Wherever a line in the data below holds "labels", copy that line.
BEGIN Records shown
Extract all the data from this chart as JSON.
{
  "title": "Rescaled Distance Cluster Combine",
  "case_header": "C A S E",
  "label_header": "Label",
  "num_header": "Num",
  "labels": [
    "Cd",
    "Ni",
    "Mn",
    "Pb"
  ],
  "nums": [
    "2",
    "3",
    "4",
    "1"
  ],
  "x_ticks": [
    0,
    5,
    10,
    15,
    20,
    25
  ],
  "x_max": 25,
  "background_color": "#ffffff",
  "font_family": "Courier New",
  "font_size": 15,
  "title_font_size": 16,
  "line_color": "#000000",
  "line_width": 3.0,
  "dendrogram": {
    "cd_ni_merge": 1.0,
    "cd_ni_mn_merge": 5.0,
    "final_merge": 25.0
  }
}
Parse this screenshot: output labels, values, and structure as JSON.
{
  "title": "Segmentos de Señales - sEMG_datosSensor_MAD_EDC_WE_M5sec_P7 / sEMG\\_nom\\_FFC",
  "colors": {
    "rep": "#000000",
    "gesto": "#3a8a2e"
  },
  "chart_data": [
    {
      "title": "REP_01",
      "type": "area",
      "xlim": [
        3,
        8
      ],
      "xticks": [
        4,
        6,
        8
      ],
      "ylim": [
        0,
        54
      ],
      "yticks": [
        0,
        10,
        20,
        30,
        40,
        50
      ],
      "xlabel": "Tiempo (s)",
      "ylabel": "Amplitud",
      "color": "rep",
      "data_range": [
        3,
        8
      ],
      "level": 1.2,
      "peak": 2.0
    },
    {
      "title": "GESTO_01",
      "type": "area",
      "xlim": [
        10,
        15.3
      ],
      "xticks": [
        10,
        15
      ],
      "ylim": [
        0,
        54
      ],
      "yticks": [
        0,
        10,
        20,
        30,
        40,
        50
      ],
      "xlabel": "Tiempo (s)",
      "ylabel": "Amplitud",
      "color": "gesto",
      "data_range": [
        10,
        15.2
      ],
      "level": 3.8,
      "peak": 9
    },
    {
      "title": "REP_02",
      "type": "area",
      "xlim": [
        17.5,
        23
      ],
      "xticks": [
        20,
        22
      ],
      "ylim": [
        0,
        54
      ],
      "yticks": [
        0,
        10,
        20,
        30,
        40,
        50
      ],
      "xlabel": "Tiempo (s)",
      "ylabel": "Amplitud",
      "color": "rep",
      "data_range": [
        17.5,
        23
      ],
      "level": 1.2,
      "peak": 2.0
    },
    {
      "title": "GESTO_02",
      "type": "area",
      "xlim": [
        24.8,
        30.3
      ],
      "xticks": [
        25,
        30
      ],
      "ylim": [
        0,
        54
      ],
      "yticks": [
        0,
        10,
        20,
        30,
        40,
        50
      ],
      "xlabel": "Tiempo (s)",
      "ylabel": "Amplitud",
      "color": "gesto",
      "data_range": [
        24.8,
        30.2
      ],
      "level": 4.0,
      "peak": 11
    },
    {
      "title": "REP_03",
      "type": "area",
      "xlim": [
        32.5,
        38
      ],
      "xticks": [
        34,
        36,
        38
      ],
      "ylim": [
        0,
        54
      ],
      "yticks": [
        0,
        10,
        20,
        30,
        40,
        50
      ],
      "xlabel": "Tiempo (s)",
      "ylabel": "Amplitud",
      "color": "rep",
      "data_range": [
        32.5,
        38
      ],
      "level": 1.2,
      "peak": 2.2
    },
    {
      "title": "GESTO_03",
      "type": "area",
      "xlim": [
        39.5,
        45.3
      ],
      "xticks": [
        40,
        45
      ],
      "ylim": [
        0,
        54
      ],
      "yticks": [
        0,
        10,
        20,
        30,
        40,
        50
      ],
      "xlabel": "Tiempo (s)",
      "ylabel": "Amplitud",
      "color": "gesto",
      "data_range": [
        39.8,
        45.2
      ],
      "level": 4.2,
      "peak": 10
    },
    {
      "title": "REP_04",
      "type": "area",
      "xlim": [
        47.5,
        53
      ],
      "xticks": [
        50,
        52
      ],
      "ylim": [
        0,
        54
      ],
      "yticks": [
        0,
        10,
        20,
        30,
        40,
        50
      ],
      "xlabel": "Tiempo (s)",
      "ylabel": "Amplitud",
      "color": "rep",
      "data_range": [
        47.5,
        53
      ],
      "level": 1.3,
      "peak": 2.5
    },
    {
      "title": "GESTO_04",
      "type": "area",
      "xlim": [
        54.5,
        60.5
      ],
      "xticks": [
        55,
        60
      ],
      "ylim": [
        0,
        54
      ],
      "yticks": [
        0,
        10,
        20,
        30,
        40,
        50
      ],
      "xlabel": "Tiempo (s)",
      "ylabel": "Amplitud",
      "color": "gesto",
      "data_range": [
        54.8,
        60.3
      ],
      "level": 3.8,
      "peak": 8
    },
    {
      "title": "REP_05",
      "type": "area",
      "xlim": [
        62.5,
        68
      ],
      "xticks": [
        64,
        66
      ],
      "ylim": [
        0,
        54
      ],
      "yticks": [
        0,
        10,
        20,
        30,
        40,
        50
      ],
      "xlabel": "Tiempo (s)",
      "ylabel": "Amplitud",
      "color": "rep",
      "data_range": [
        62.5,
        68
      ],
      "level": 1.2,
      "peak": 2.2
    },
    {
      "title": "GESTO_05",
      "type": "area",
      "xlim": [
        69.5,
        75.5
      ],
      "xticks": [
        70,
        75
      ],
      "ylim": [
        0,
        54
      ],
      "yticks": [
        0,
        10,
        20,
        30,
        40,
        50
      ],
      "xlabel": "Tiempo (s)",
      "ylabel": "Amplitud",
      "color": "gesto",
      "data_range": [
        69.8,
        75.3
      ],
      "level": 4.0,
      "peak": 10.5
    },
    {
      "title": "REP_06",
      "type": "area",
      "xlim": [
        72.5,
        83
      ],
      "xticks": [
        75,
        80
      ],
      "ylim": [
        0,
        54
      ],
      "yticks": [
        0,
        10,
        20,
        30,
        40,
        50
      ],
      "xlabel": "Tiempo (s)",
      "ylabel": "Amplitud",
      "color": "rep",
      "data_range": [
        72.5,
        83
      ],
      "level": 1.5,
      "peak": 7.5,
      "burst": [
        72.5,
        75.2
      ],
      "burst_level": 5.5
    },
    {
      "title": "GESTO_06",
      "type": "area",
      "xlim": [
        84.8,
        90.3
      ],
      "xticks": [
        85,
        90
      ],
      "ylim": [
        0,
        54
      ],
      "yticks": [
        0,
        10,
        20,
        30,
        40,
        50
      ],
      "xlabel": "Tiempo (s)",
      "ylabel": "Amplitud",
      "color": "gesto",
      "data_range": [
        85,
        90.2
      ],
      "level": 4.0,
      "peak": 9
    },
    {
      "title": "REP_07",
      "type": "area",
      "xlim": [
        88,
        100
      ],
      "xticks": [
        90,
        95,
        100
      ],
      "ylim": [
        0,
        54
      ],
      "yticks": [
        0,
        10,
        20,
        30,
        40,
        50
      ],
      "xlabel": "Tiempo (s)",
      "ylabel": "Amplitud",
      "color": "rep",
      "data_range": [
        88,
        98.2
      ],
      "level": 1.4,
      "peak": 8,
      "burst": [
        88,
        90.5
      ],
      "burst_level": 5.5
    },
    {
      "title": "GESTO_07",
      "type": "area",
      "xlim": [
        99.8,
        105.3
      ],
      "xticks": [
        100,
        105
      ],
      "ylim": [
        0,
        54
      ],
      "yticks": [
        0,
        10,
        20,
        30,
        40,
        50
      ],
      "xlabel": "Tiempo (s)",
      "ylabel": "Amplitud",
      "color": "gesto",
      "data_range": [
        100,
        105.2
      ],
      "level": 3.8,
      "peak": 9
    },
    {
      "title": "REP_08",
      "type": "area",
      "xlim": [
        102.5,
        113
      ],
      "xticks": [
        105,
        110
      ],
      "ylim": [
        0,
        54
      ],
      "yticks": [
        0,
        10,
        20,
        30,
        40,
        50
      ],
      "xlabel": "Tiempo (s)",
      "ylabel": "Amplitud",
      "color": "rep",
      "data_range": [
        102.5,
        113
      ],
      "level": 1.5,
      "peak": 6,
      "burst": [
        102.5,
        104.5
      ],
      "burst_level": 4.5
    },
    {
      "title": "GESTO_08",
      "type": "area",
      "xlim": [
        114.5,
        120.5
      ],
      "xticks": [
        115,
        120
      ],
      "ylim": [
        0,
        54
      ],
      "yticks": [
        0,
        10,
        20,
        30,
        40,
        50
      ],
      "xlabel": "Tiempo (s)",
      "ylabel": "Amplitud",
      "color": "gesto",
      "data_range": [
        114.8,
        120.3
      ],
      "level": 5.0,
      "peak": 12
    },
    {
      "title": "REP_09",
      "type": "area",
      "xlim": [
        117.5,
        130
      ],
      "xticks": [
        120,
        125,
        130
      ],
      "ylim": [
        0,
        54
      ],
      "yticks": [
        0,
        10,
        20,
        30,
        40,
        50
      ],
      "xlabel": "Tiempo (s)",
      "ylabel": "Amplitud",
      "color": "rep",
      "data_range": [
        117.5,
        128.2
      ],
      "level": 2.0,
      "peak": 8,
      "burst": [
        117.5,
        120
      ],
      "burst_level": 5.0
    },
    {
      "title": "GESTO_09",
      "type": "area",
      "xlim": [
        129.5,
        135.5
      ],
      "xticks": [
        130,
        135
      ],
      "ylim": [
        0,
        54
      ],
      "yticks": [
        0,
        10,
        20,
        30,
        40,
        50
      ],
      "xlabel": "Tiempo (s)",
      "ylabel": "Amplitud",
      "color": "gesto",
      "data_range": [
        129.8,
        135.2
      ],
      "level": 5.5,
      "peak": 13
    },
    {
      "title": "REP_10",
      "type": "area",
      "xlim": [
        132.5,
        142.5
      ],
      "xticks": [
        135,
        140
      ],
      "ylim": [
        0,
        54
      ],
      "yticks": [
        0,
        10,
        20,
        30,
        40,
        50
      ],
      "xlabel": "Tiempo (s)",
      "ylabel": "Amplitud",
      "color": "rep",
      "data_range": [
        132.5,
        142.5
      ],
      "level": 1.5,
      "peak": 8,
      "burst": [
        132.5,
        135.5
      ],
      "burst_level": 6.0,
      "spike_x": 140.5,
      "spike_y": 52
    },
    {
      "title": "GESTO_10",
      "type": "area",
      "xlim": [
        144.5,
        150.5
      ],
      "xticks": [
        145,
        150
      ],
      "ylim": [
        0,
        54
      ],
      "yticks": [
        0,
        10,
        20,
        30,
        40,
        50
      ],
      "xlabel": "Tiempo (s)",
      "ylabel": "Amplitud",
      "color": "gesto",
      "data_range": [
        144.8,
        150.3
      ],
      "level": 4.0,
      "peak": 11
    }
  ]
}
END Records shown
_Reply to the exercise_:
  "labels": [
Parse this screenshot: output labels, values, and structure as JSON.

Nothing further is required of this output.